::: Records for the exercise

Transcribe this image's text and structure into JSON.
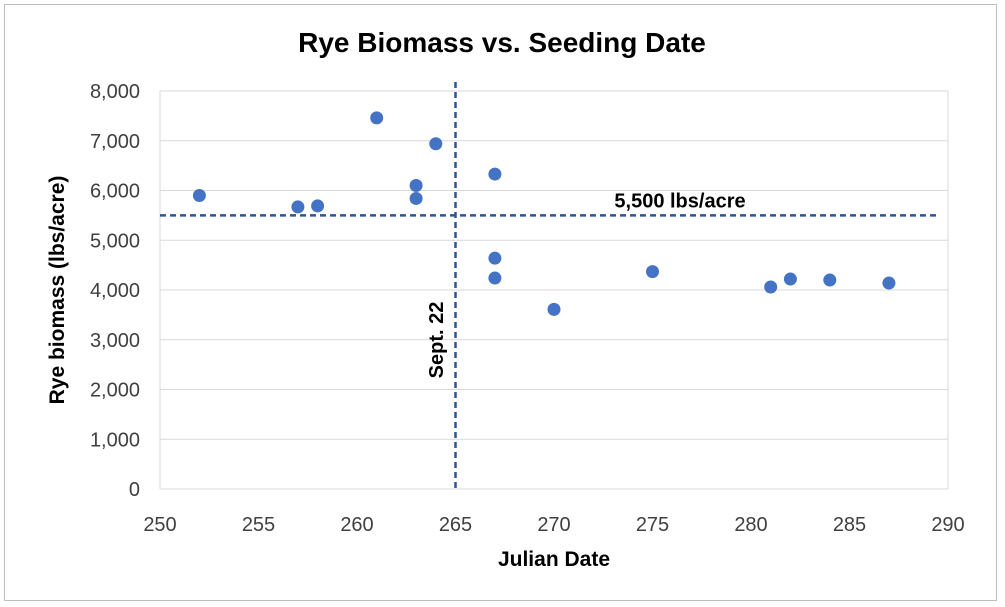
{
  "chart_data": {
    "type": "scatter",
    "title": "Rye Biomass vs. Seeding Date",
    "xlabel": "Julian Date",
    "ylabel": "Rye biomass (lbs/acre)",
    "xlim": [
      250,
      290
    ],
    "ylim": [
      0,
      8000
    ],
    "x_ticks": [
      250,
      255,
      260,
      265,
      270,
      275,
      280,
      285,
      290
    ],
    "x_tick_labels": [
      "250",
      "255",
      "260",
      "265",
      "270",
      "275",
      "280",
      "285",
      "290"
    ],
    "y_ticks": [
      0,
      1000,
      2000,
      3000,
      4000,
      5000,
      6000,
      7000,
      8000
    ],
    "y_tick_labels": [
      "0",
      "1,000",
      "2,000",
      "3,000",
      "4,000",
      "5,000",
      "6,000",
      "7,000",
      "8,000"
    ],
    "grid": "horizontal",
    "legend": "none",
    "marker_color": "#4472C4",
    "reference_line_color": "#2F5597",
    "series": [
      {
        "points": [
          {
            "x": 252,
            "y": 5900
          },
          {
            "x": 257,
            "y": 5670
          },
          {
            "x": 258,
            "y": 5690
          },
          {
            "x": 261,
            "y": 7460
          },
          {
            "x": 263,
            "y": 6100
          },
          {
            "x": 263,
            "y": 5840
          },
          {
            "x": 264,
            "y": 6940
          },
          {
            "x": 267,
            "y": 6330
          },
          {
            "x": 267,
            "y": 4640
          },
          {
            "x": 267,
            "y": 4240
          },
          {
            "x": 270,
            "y": 3610
          },
          {
            "x": 275,
            "y": 4370
          },
          {
            "x": 281,
            "y": 4060
          },
          {
            "x": 282,
            "y": 4220
          },
          {
            "x": 284,
            "y": 4200
          },
          {
            "x": 287,
            "y": 4140
          }
        ]
      }
    ],
    "reference_lines": [
      {
        "orientation": "horizontal",
        "value": 5500,
        "label": "5,500 lbs/acre"
      },
      {
        "orientation": "vertical",
        "value": 265,
        "label": "Sept. 22"
      }
    ]
  }
}
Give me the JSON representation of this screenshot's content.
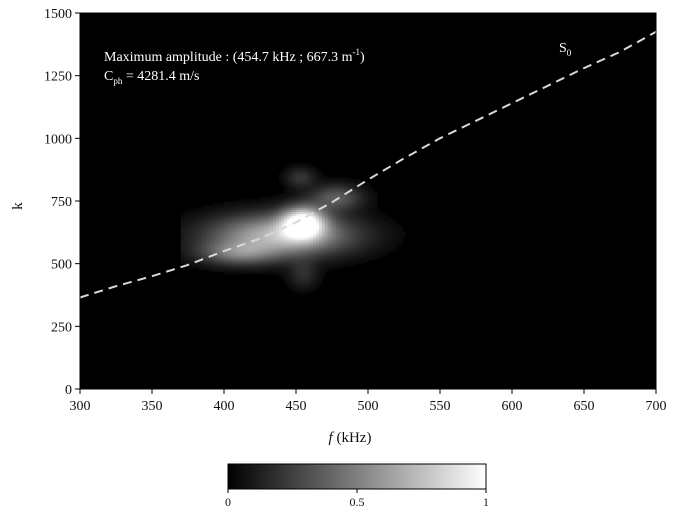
{
  "chart_data": {
    "type": "heatmap",
    "xlabel": "f (kHz)",
    "xlabel_italic_part": "f",
    "xlabel_rest": " (kHz)",
    "ylabel": "k",
    "xlim": [
      300,
      700
    ],
    "ylim": [
      0,
      1500
    ],
    "x_ticks": [
      "300",
      "350",
      "400",
      "450",
      "500",
      "550",
      "600",
      "650",
      "700"
    ],
    "y_ticks": [
      "0",
      "250",
      "500",
      "750",
      "1000",
      "1250",
      "1500"
    ],
    "colormap": "grayscale",
    "background_color": "#000000",
    "curve_color": "#d8d8d8",
    "annotations": {
      "line1_prefix": "Maximum amplitude : (454.7 kHz ; 667.3 m",
      "line1_sup": "-1",
      "line1_suffix": ")",
      "line2_prefix": "C",
      "line2_sub": "ph",
      "line2_suffix": " = 4281.4 m/s"
    },
    "maximum": {
      "f": 454.7,
      "k": 667.3
    },
    "series": [
      {
        "name": "S0",
        "label_main": "S",
        "label_sub": "0",
        "style": "dashed",
        "x": [
          300,
          325,
          350,
          375,
          400,
          425,
          450,
          475,
          500,
          525,
          550,
          575,
          600,
          625,
          650,
          675,
          700
        ],
        "y": [
          365,
          410,
          450,
          495,
          550,
          600,
          665,
          745,
          835,
          920,
          1000,
          1070,
          1140,
          1210,
          1280,
          1345,
          1425
        ]
      }
    ],
    "blobs": [
      {
        "f": 455,
        "k": 665,
        "sigma_f": 10,
        "sigma_k": 42,
        "amplitude": 1.0
      },
      {
        "f": 440,
        "k": 615,
        "sigma_f": 32,
        "sigma_k": 55,
        "amplitude": 0.7
      },
      {
        "f": 410,
        "k": 545,
        "sigma_f": 18,
        "sigma_k": 32,
        "amplitude": 0.35
      },
      {
        "f": 478,
        "k": 765,
        "sigma_f": 12,
        "sigma_k": 35,
        "amplitude": 0.3
      },
      {
        "f": 453,
        "k": 845,
        "sigma_f": 7,
        "sigma_k": 28,
        "amplitude": 0.16
      },
      {
        "f": 455,
        "k": 460,
        "sigma_f": 7,
        "sigma_k": 40,
        "amplitude": 0.13
      }
    ],
    "colorbar": {
      "min": 0,
      "max": 1,
      "ticks": [
        "0",
        "0.5",
        "1"
      ]
    }
  }
}
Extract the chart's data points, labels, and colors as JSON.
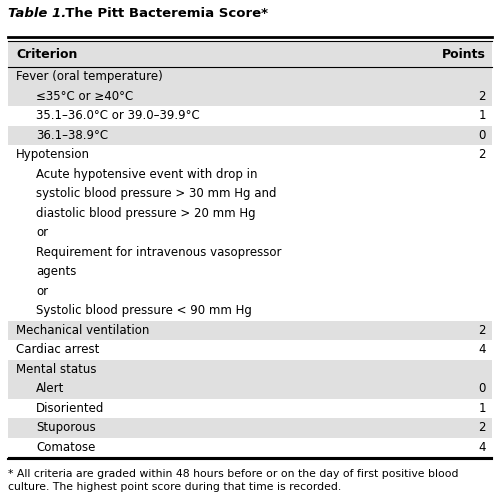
{
  "title_italic": "Table 1.",
  "title_bold": "  The Pitt Bacteremia Score*",
  "col_criterion": "Criterion",
  "col_points": "Points",
  "bg_color": "#ffffff",
  "stripe_color": "#e0e0e0",
  "footnote_line1": "* All criteria are graded within 48 hours before or on the day of first positive blood",
  "footnote_line2": "culture. The highest point score during that time is recorded.",
  "rows": [
    {
      "text": "Fever (oral temperature)",
      "indent": 0,
      "bold": false,
      "points": "",
      "stripe": true
    },
    {
      "text": "≤35°C or ≥40°C",
      "indent": 1,
      "bold": false,
      "points": "2",
      "stripe": true
    },
    {
      "text": "35.1–36.0°C or 39.0–39.9°C",
      "indent": 1,
      "bold": false,
      "points": "1",
      "stripe": false
    },
    {
      "text": "36.1–38.9°C",
      "indent": 1,
      "bold": false,
      "points": "0",
      "stripe": true
    },
    {
      "text": "Hypotension",
      "indent": 0,
      "bold": false,
      "points": "2",
      "stripe": false
    },
    {
      "text": "Acute hypotensive event with drop in",
      "indent": 1,
      "bold": false,
      "points": "",
      "stripe": false
    },
    {
      "text": "systolic blood pressure > 30 mm Hg and",
      "indent": 1,
      "bold": false,
      "points": "",
      "stripe": false
    },
    {
      "text": "diastolic blood pressure > 20 mm Hg",
      "indent": 1,
      "bold": false,
      "points": "",
      "stripe": false
    },
    {
      "text": "or",
      "indent": 1,
      "bold": false,
      "points": "",
      "stripe": false
    },
    {
      "text": "Requirement for intravenous vasopressor",
      "indent": 1,
      "bold": false,
      "points": "",
      "stripe": false
    },
    {
      "text": "agents",
      "indent": 1,
      "bold": false,
      "points": "",
      "stripe": false
    },
    {
      "text": "or",
      "indent": 1,
      "bold": false,
      "points": "",
      "stripe": false
    },
    {
      "text": "Systolic blood pressure < 90 mm Hg",
      "indent": 1,
      "bold": false,
      "points": "",
      "stripe": false
    },
    {
      "text": "Mechanical ventilation",
      "indent": 0,
      "bold": false,
      "points": "2",
      "stripe": true
    },
    {
      "text": "Cardiac arrest",
      "indent": 0,
      "bold": false,
      "points": "4",
      "stripe": false
    },
    {
      "text": "Mental status",
      "indent": 0,
      "bold": false,
      "points": "",
      "stripe": true
    },
    {
      "text": "Alert",
      "indent": 1,
      "bold": false,
      "points": "0",
      "stripe": true
    },
    {
      "text": "Disoriented",
      "indent": 1,
      "bold": false,
      "points": "1",
      "stripe": false
    },
    {
      "text": "Stuporous",
      "indent": 1,
      "bold": false,
      "points": "2",
      "stripe": true
    },
    {
      "text": "Comatose",
      "indent": 1,
      "bold": false,
      "points": "4",
      "stripe": false
    }
  ]
}
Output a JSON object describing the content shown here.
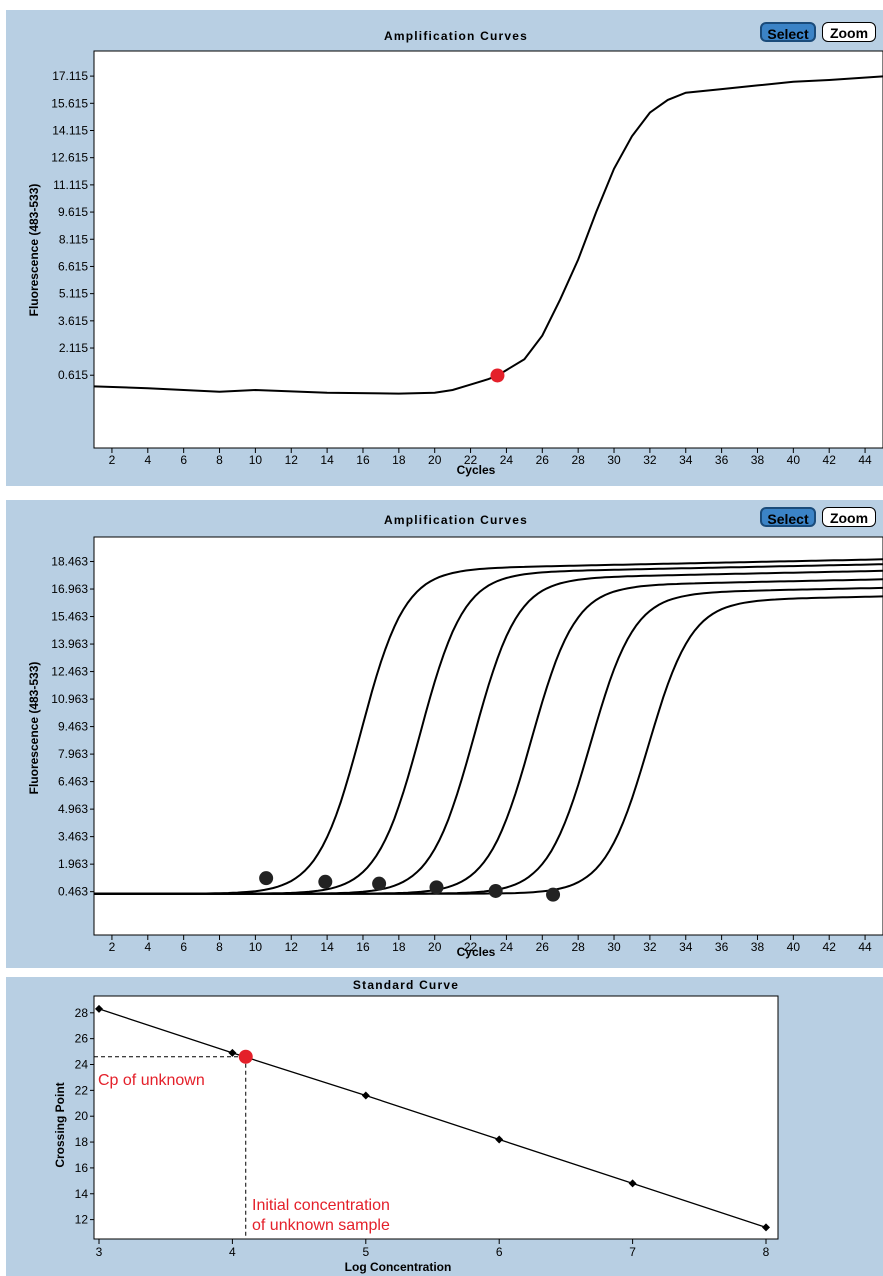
{
  "panels": [
    {
      "title": "Amplification Curves",
      "buttons": {
        "select": "Select",
        "zoom": "Zoom"
      }
    },
    {
      "title": "Amplification Curves",
      "buttons": {
        "select": "Select",
        "zoom": "Zoom"
      }
    },
    {
      "title": "Standard Curve"
    }
  ],
  "colors": {
    "panel_bg": "#b8cfe3",
    "plot_bg": "#ffffff",
    "curve": "#000000",
    "highlight": "#e4202a",
    "marker": "#222222",
    "select_button": "#3b83c6"
  },
  "chart_data": [
    {
      "type": "line",
      "title": "Amplification Curves",
      "xlabel": "Cycles",
      "ylabel": "Fluorescence (483-533)",
      "xlim": [
        1,
        45
      ],
      "ylim": [
        -3.4,
        18.5
      ],
      "xticks": [
        2,
        4,
        6,
        8,
        10,
        12,
        14,
        16,
        18,
        20,
        22,
        24,
        26,
        28,
        30,
        32,
        34,
        36,
        38,
        40,
        42,
        44
      ],
      "yticks": [
        "0.615",
        "2.115",
        "3.615",
        "5.115",
        "6.615",
        "8.115",
        "9.615",
        "11.115",
        "12.615",
        "14.115",
        "15.615",
        "17.115"
      ],
      "series": [
        {
          "x": [
            1,
            4,
            8,
            10,
            14,
            18,
            20,
            21,
            22,
            23,
            23.5,
            25,
            26,
            27,
            28,
            29,
            30,
            31,
            32,
            33,
            34,
            36,
            38,
            40,
            42,
            45
          ],
          "y": [
            0.0,
            -0.1,
            -0.3,
            -0.2,
            -0.35,
            -0.4,
            -0.35,
            -0.2,
            0.1,
            0.4,
            0.6,
            1.5,
            2.8,
            4.8,
            7.0,
            9.6,
            12.0,
            13.8,
            15.1,
            15.8,
            16.2,
            16.4,
            16.6,
            16.8,
            16.9,
            17.1
          ]
        }
      ],
      "highlight_point": {
        "x": 23.5,
        "y": 0.6
      }
    },
    {
      "type": "line",
      "title": "Amplification Curves",
      "xlabel": "Cycles",
      "ylabel": "Fluorescence (483-533)",
      "xlim": [
        1,
        45
      ],
      "ylim": [
        -1.9,
        19.8
      ],
      "xticks": [
        2,
        4,
        6,
        8,
        10,
        12,
        14,
        16,
        18,
        20,
        22,
        24,
        26,
        28,
        30,
        32,
        34,
        36,
        38,
        40,
        42,
        44
      ],
      "yticks": [
        "0.463",
        "1.963",
        "3.463",
        "4.963",
        "6.463",
        "7.963",
        "9.463",
        "10.963",
        "12.463",
        "13.963",
        "15.463",
        "16.963",
        "18.463"
      ],
      "series": [
        {
          "cp": 10.6,
          "plateau": 18.1
        },
        {
          "cp": 13.9,
          "plateau": 17.9
        },
        {
          "cp": 16.9,
          "plateau": 17.6
        },
        {
          "cp": 20.1,
          "plateau": 17.2
        },
        {
          "cp": 23.4,
          "plateau": 16.8
        },
        {
          "cp": 26.6,
          "plateau": 16.4
        }
      ],
      "crossing_points": [
        {
          "x": 10.6,
          "y": 1.2
        },
        {
          "x": 13.9,
          "y": 1.0
        },
        {
          "x": 16.9,
          "y": 0.9
        },
        {
          "x": 20.1,
          "y": 0.7
        },
        {
          "x": 23.4,
          "y": 0.5
        },
        {
          "x": 26.6,
          "y": 0.3
        }
      ]
    },
    {
      "type": "line",
      "title": "Standard Curve",
      "xlabel": "Log Concentration",
      "ylabel": "Crossing Point",
      "xlim": [
        3,
        8
      ],
      "ylim": [
        10.5,
        29.3
      ],
      "xticks": [
        "3",
        "4",
        "5",
        "6",
        "7",
        "8"
      ],
      "yticks": [
        "12",
        "14",
        "16",
        "18",
        "20",
        "22",
        "24",
        "26",
        "28"
      ],
      "series": [
        {
          "x": [
            3,
            4,
            5,
            6,
            7,
            8
          ],
          "y": [
            28.3,
            24.9,
            21.6,
            18.2,
            14.8,
            11.4
          ]
        }
      ],
      "unknown_point": {
        "x": 4.1,
        "y": 24.6
      },
      "annotations": {
        "cp_label": "Cp of unknown",
        "conc_label_line1": "Initial concentration",
        "conc_label_line2": "of unknown sample"
      }
    }
  ]
}
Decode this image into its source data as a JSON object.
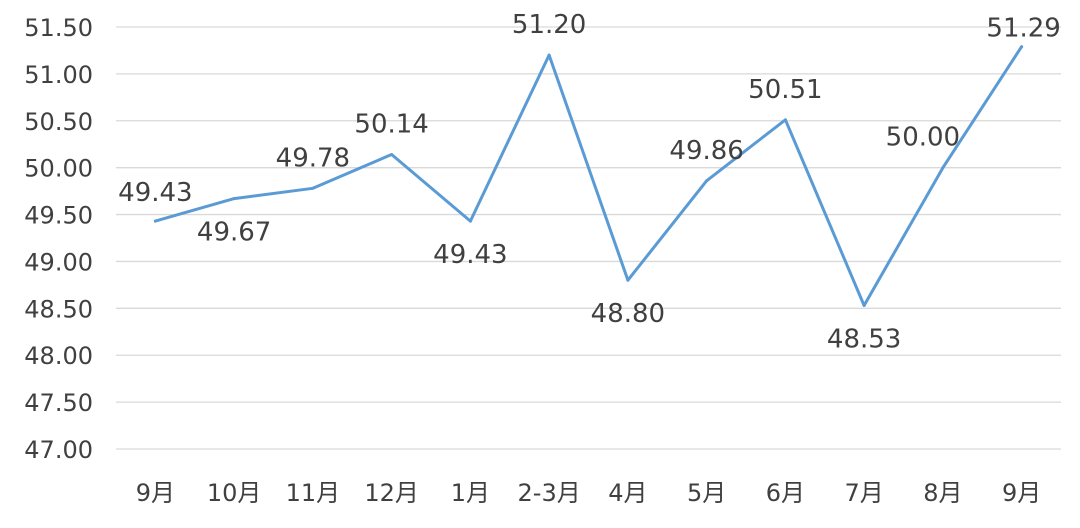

::::::

:: What is required ::
From the listing above, copy out each line where the word "JSON" appears.

:: Final result ::
Transcribe this image's text and structure into JSON.
Give me the JSON representation of this screenshot's content.
Extract the chart's data points, labels, and colors as JSON.
Output a JSON object describing the content shown here.
Decode this image into its source data as a JSON object.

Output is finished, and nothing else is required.